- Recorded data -
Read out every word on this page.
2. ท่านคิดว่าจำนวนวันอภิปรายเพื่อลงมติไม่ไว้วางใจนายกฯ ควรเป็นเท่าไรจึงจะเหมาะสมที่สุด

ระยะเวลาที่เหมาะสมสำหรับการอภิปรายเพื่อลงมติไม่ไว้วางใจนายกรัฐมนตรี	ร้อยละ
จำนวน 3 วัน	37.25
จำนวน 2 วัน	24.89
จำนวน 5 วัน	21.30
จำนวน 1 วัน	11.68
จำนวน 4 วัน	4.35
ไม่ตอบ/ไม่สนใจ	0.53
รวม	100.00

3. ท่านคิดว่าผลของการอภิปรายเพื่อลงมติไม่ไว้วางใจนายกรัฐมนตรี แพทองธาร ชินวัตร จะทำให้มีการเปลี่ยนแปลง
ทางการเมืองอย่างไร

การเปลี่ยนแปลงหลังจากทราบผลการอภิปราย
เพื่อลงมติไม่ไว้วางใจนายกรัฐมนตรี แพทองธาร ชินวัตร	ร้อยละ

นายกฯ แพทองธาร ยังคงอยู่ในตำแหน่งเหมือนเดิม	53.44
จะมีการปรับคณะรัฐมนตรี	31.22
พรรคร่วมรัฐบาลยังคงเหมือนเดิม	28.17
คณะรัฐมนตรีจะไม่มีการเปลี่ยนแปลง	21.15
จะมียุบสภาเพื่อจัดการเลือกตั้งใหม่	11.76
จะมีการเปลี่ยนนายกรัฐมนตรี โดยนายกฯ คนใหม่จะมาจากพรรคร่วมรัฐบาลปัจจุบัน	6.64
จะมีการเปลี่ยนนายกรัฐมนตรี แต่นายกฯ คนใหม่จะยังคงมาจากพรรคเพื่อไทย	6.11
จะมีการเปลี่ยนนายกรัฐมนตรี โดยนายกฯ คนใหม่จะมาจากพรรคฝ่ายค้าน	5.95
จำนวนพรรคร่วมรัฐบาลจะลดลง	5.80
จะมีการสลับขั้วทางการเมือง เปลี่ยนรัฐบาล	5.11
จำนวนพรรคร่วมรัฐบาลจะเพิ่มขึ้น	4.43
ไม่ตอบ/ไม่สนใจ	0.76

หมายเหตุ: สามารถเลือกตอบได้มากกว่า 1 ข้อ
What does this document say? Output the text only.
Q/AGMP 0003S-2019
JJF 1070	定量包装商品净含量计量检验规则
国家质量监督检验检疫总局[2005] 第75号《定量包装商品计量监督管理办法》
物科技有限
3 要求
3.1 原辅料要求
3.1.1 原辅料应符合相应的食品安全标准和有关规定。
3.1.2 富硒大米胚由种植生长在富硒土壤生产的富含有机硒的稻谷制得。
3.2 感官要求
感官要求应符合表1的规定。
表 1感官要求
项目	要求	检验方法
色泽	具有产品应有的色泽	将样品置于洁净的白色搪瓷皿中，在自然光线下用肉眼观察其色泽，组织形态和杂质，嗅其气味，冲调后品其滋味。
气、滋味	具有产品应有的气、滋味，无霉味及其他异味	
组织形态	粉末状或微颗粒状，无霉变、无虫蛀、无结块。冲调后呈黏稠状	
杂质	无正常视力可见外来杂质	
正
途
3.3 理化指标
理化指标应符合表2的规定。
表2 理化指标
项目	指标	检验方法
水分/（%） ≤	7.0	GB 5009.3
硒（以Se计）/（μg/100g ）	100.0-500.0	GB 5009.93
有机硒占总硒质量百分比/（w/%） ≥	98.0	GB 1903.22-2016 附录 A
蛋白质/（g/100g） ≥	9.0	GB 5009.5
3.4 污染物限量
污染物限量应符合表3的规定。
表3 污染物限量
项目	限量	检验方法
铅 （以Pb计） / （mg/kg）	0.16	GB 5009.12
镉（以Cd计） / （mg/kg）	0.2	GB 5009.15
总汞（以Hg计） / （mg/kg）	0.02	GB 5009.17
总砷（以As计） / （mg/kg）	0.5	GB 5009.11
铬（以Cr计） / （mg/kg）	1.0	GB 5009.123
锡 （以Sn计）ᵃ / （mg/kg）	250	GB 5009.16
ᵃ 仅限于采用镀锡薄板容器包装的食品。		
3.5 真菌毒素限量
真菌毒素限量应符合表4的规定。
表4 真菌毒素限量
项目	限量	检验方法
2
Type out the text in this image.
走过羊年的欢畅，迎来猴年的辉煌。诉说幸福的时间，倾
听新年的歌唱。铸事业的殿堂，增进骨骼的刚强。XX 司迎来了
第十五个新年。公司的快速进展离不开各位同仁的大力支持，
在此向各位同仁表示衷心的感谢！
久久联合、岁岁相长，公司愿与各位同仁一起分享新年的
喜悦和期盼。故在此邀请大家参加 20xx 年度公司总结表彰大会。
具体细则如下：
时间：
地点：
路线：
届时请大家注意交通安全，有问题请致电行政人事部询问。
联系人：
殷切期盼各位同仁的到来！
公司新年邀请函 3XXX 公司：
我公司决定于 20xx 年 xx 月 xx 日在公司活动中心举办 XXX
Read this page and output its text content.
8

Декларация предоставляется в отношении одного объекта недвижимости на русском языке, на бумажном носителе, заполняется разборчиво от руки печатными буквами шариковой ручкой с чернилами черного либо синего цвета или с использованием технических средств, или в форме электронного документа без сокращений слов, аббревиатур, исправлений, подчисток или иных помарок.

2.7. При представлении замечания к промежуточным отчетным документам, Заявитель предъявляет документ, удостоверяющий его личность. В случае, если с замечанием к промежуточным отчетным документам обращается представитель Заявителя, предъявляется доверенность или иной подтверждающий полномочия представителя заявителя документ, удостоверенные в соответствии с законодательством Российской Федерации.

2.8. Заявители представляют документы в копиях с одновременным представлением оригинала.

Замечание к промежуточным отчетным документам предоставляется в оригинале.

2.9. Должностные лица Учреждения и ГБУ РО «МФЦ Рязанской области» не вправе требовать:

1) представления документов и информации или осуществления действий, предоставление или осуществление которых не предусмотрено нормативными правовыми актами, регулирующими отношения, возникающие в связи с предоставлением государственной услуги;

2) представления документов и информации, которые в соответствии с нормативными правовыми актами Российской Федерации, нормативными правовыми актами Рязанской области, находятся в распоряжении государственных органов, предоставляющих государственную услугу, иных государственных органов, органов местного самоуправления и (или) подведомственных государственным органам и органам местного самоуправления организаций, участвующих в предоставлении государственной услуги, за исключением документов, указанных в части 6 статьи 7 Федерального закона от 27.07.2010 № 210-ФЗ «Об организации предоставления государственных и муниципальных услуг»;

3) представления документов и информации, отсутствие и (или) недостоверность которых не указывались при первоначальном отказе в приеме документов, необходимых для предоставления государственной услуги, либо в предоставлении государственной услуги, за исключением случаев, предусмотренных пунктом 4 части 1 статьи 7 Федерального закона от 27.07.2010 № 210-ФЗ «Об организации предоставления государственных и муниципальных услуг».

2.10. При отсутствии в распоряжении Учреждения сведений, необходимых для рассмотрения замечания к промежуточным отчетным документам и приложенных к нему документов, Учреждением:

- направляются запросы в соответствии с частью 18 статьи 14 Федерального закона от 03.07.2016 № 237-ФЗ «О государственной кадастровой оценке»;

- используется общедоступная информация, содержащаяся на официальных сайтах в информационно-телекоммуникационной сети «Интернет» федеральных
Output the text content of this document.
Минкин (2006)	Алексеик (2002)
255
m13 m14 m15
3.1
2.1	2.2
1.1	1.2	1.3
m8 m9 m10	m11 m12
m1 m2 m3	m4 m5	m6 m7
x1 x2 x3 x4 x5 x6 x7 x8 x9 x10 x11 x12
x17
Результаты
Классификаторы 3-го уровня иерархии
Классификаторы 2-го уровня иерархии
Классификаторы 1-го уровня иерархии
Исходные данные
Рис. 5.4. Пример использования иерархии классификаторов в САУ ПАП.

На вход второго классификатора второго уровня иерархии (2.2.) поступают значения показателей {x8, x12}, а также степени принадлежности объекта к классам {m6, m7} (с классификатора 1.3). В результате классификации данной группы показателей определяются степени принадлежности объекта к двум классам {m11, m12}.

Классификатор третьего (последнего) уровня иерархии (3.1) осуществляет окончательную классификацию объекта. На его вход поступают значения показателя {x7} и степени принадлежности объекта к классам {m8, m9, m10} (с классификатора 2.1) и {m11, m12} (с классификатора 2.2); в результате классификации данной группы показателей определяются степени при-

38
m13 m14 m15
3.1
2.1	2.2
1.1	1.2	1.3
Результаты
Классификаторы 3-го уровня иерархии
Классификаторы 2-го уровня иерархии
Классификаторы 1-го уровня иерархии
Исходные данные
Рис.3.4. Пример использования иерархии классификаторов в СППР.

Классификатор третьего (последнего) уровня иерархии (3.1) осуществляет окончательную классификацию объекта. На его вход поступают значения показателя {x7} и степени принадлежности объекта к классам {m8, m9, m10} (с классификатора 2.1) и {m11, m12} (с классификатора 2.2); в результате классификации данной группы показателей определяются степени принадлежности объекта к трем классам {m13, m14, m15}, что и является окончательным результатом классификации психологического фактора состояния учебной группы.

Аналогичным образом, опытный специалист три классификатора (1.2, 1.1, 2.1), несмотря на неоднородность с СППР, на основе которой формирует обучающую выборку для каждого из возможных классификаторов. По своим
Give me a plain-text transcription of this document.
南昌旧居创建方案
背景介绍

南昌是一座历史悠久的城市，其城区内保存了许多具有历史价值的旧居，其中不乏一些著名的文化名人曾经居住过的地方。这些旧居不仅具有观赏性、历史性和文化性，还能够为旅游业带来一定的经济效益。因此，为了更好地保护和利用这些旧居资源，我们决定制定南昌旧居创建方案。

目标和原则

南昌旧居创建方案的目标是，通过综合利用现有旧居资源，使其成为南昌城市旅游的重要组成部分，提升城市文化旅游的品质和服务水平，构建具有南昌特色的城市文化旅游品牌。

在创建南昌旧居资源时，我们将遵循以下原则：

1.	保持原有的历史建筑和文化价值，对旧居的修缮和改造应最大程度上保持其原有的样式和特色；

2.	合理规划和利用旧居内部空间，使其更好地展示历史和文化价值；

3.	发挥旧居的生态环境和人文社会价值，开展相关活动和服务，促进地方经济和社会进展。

- EXERCISE DESCRIPTION -
Collect each line of the entries that has the word "การเปล", copying it in full.

- OUTPUT FOR THIS TASK -
3. ท่านคิดว่าผลของการอภิปรายเพื่อลงมติไม่ไว้วางใจนายกรัฐมนตรี แพทองธาร ชินวัตร จะทำให้มีการเปลี่ยนแปลง
การเปลี่ยนแปลงหลังจากทราบผลการอภิปราย
คณะรัฐมนตรีจะไม่มีการเปลี่ยนแปลง	21.15
จะมีการเปลี่ยนนายกรัฐมนตรี โดยนายกฯ คนใหม่จะมาจากพรรคร่วมรัฐบาลปัจจุบัน	6.64
จะมีการเปลี่ยนนายกรัฐมนตรี แต่นายกฯ คนใหม่จะยังคงมาจากพรรคเพื่อไทย	6.11
จะมีการเปลี่ยนนายกรัฐมนตรี โดยนายกฯ คนใหม่จะมาจากพรรคฝ่ายค้าน	5.95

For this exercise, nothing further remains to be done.